Collected data entries
###

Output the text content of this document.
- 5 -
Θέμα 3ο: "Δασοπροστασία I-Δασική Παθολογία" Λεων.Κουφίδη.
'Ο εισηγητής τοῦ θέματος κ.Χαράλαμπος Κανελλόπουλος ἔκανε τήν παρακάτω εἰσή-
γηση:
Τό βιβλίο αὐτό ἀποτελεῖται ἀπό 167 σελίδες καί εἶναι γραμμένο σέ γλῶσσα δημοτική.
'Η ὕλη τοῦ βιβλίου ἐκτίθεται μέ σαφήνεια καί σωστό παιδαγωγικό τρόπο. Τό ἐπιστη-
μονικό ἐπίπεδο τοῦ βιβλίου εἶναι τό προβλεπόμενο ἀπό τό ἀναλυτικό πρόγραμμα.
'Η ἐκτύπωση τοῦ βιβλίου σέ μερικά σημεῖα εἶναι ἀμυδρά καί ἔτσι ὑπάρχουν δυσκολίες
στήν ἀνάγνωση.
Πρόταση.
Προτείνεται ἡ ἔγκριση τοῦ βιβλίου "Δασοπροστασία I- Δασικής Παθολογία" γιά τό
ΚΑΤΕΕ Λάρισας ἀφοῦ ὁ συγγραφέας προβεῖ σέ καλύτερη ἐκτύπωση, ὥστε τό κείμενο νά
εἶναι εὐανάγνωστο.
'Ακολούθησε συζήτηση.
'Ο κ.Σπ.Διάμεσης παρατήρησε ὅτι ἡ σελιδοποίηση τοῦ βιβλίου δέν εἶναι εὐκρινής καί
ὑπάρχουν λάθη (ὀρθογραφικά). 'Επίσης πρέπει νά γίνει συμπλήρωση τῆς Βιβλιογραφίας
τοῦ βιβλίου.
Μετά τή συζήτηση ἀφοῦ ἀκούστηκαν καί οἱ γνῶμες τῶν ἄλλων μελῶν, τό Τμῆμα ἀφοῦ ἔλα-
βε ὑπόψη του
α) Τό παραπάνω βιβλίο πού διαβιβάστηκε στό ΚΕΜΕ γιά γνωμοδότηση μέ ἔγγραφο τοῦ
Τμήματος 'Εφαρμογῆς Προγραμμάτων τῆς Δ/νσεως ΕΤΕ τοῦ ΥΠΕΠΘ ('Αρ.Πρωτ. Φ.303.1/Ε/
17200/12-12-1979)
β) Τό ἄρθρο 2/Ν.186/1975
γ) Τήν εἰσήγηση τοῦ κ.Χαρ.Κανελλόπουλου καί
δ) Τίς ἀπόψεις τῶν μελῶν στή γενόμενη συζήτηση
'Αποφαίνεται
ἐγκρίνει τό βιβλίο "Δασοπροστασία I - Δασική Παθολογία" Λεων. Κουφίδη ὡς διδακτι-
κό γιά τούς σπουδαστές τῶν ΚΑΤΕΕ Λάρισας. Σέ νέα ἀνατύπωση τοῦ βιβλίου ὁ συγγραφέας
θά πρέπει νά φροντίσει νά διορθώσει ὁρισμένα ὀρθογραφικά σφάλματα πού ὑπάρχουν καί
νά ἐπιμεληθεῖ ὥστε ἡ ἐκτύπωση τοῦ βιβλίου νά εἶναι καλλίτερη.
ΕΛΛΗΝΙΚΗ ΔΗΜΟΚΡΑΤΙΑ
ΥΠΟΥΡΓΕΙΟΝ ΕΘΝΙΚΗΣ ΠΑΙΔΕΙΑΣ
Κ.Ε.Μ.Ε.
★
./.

###

JOB:
Exactly as they are written, print the entries again.

ANSWER TO THE EXERCISE:
Output the text content of this document.
- 5 -
Θέμα 3ο: "Δασοπροστασία I-Δασική Παθολογία" Λεων.Κουφίδη.
'Ο εισηγητής τοῦ θέματος κ.Χαράλαμπος Κανελλόπουλος ἔκανε τήν παρακάτω εἰσή-
γηση:
Τό βιβλίο αὐτό ἀποτελεῖται ἀπό 167 σελίδες καί εἶναι γραμμένο σέ γλῶσσα δημοτική.
'Η ὕλη τοῦ βιβλίου ἐκτίθεται μέ σαφήνεια καί σωστό παιδαγωγικό τρόπο. Τό ἐπιστη-
μονικό ἐπίπεδο τοῦ βιβλίου εἶναι τό προβλεπόμενο ἀπό τό ἀναλυτικό πρόγραμμα.
'Η ἐκτύπωση τοῦ βιβλίου σέ μερικά σημεῖα εἶναι ἀμυδρά καί ἔτσι ὑπάρχουν δυσκολίες
στήν ἀνάγνωση.
Πρόταση.
Προτείνεται ἡ ἔγκριση τοῦ βιβλίου "Δασοπροστασία I- Δασικής Παθολογία" γιά τό
ΚΑΤΕΕ Λάρισας ἀφοῦ ὁ συγγραφέας προβεῖ σέ καλύτερη ἐκτύπωση, ὥστε τό κείμενο νά
εἶναι εὐανάγνωστο.
'Ακολούθησε συζήτηση.
'Ο κ.Σπ.Διάμεσης παρατήρησε ὅτι ἡ σελιδοποίηση τοῦ βιβλίου δέν εἶναι εὐκρινής καί
ὑπάρχουν λάθη (ὀρθογραφικά). 'Επίσης πρέπει νά γίνει συμπλήρωση τῆς Βιβλιογραφίας
τοῦ βιβλίου.
Μετά τή συζήτηση ἀφοῦ ἀκούστηκαν καί οἱ γνῶμες τῶν ἄλλων μελῶν, τό Τμῆμα ἀφοῦ ἔλα-
βε ὑπόψη του
α) Τό παραπάνω βιβλίο πού διαβιβάστηκε στό ΚΕΜΕ γιά γνωμοδότηση μέ ἔγγραφο τοῦ
Τμήματος 'Εφαρμογῆς Προγραμμάτων τῆς Δ/νσεως ΕΤΕ τοῦ ΥΠΕΠΘ ('Αρ.Πρωτ. Φ.303.1/Ε/
17200/12-12-1979)
β) Τό ἄρθρο 2/Ν.186/1975
γ) Τήν εἰσήγηση τοῦ κ.Χαρ.Κανελλόπουλου καί
δ) Τίς ἀπόψεις τῶν μελῶν στή γενόμενη συζήτηση
'Αποφαίνεται
ἐγκρίνει τό βιβλίο "Δασοπροστασία I - Δασική Παθολογία" Λεων. Κουφίδη ὡς διδακτι-
κό γιά τούς σπουδαστές τῶν ΚΑΤΕΕ Λάρισας. Σέ νέα ἀνατύπωση τοῦ βιβλίου ὁ συγγραφέας
θά πρέπει νά φροντίσει νά διορθώσει ὁρισμένα ὀρθογραφικά σφάλματα πού ὑπάρχουν καί
νά ἐπιμεληθεῖ ὥστε ἡ ἐκτύπωση τοῦ βιβλίου νά εἶναι καλλίτερη.
ΕΛΛΗΝΙΚΗ ΔΗΜΟΚΡΑΤΙΑ
ΥΠΟΥΡΓΕΙΟΝ ΕΘΝΙΚΗΣ ΠΑΙΔΕΙΑΣ
Κ.Ε.Μ.Ε.
★
./.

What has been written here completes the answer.